[Rows from a dataset]

[start]

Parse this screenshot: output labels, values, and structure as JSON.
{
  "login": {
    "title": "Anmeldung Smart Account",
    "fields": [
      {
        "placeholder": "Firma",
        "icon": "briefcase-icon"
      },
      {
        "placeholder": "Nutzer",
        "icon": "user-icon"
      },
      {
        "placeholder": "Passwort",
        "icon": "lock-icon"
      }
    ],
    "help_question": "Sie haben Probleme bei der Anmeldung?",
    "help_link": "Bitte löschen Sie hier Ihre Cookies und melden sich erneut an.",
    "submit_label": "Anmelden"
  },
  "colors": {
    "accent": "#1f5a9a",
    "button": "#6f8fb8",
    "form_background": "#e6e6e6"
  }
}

[end]
[start]

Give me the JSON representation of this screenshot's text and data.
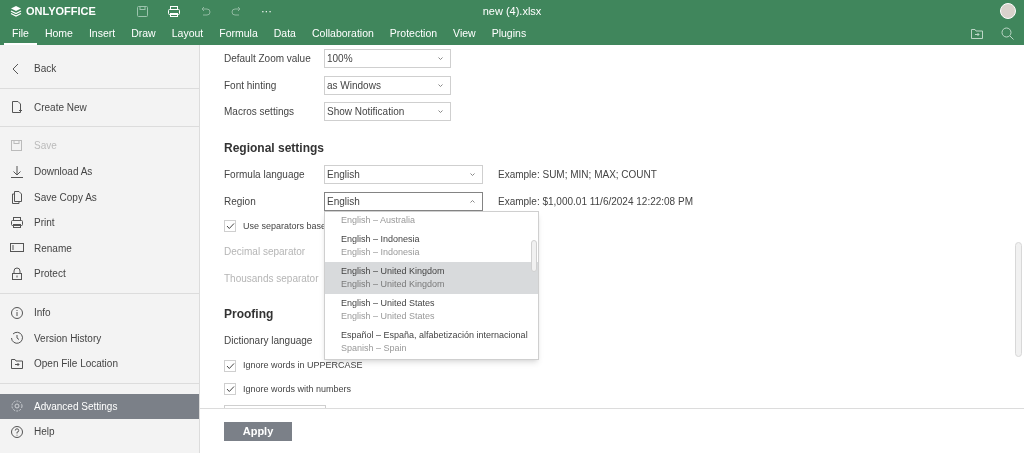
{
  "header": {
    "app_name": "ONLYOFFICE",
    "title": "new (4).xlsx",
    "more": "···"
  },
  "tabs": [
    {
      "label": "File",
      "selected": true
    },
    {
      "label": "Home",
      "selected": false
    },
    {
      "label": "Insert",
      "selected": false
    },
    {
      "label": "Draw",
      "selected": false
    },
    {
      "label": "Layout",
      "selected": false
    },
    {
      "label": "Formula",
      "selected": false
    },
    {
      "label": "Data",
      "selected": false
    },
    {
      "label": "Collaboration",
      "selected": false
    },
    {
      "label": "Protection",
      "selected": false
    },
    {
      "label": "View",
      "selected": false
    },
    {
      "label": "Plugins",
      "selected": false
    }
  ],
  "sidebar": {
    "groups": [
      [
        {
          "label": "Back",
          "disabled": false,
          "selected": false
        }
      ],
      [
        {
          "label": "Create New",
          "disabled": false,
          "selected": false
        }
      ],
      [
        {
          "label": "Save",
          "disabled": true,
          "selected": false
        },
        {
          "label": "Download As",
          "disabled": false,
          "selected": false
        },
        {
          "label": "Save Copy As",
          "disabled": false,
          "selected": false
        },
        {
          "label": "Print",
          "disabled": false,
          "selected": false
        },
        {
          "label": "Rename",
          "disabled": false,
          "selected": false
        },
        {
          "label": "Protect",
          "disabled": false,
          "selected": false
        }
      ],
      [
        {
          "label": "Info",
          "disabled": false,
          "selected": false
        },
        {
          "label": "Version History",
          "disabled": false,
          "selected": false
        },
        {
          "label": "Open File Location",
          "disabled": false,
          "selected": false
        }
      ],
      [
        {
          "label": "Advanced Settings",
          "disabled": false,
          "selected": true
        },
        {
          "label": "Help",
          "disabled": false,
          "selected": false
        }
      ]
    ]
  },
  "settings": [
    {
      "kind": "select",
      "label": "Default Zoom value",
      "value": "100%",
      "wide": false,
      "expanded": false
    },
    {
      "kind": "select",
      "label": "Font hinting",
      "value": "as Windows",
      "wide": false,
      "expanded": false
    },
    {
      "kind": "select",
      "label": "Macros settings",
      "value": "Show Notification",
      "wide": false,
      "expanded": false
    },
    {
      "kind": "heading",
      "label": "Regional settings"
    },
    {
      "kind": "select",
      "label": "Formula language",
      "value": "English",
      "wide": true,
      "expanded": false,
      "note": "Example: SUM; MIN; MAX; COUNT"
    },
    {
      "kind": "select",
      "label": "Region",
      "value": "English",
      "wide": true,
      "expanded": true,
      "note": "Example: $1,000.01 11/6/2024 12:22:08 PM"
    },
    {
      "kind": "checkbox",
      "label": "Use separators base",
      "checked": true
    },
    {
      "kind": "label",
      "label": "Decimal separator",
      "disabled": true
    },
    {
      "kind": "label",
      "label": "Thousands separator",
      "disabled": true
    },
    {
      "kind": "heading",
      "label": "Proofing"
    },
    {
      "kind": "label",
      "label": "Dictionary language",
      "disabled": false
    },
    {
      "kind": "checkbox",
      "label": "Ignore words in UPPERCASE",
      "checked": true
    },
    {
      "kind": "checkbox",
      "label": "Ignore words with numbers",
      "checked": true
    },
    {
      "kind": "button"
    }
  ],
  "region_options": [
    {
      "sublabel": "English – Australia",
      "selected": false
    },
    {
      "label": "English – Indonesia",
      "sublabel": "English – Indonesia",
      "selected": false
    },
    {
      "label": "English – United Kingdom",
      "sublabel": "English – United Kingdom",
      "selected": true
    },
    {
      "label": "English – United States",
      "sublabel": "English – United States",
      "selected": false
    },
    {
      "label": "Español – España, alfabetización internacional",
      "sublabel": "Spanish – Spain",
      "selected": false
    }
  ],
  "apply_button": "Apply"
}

[end]
[start]

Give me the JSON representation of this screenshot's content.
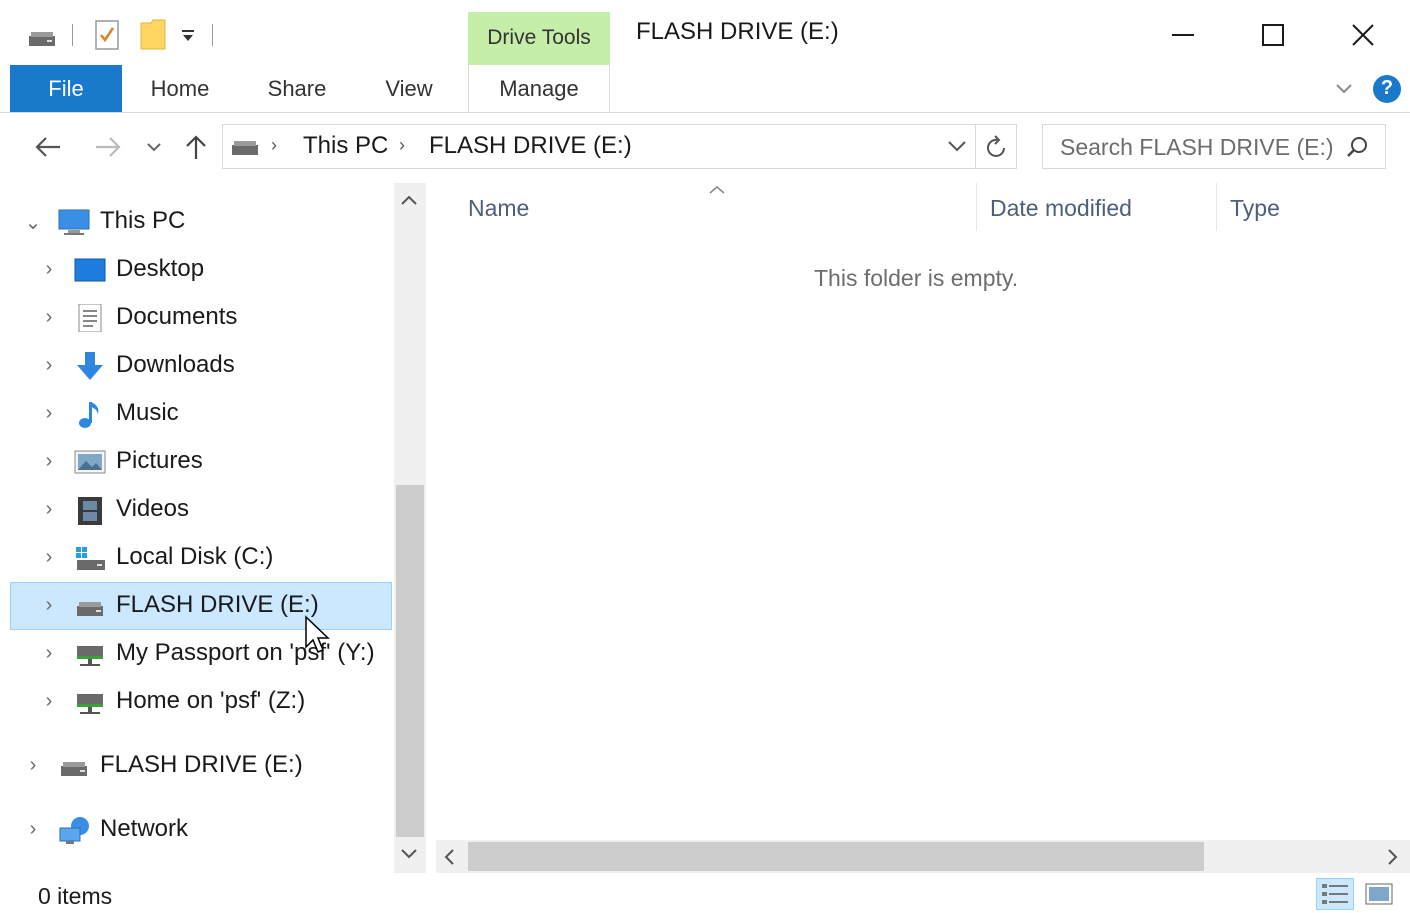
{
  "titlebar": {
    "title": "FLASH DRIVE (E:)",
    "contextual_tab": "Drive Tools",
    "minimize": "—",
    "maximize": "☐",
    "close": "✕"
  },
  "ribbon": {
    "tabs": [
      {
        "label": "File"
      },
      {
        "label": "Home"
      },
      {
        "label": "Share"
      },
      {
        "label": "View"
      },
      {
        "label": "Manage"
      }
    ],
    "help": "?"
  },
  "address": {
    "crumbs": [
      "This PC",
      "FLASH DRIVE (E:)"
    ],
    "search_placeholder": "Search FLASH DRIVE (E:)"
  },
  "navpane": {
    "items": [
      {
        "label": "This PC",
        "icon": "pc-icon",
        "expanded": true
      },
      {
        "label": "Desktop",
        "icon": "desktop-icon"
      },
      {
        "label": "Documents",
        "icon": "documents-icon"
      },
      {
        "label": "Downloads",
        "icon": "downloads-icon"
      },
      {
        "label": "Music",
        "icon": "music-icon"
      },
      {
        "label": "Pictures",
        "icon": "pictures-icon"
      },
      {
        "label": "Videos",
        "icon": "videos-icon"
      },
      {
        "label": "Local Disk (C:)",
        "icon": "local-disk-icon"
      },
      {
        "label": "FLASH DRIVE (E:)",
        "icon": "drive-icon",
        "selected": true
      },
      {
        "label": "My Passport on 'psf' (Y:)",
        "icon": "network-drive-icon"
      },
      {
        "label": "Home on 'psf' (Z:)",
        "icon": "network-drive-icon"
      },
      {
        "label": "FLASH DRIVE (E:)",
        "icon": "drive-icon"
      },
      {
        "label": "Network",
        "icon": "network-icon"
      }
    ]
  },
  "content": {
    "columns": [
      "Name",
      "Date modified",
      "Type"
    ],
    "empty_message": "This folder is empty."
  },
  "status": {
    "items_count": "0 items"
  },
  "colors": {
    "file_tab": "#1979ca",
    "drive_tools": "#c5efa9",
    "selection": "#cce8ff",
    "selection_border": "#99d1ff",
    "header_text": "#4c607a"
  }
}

[end]

→ Written request: In the entries above, locate every line with the word "Example" and copy it.

→ Reply to the task:
      "note": "Example: SUM; MIN; MAX; COUNT"
      "note": "Example: $1,000.01 11/6/2024 12:22:08 PM"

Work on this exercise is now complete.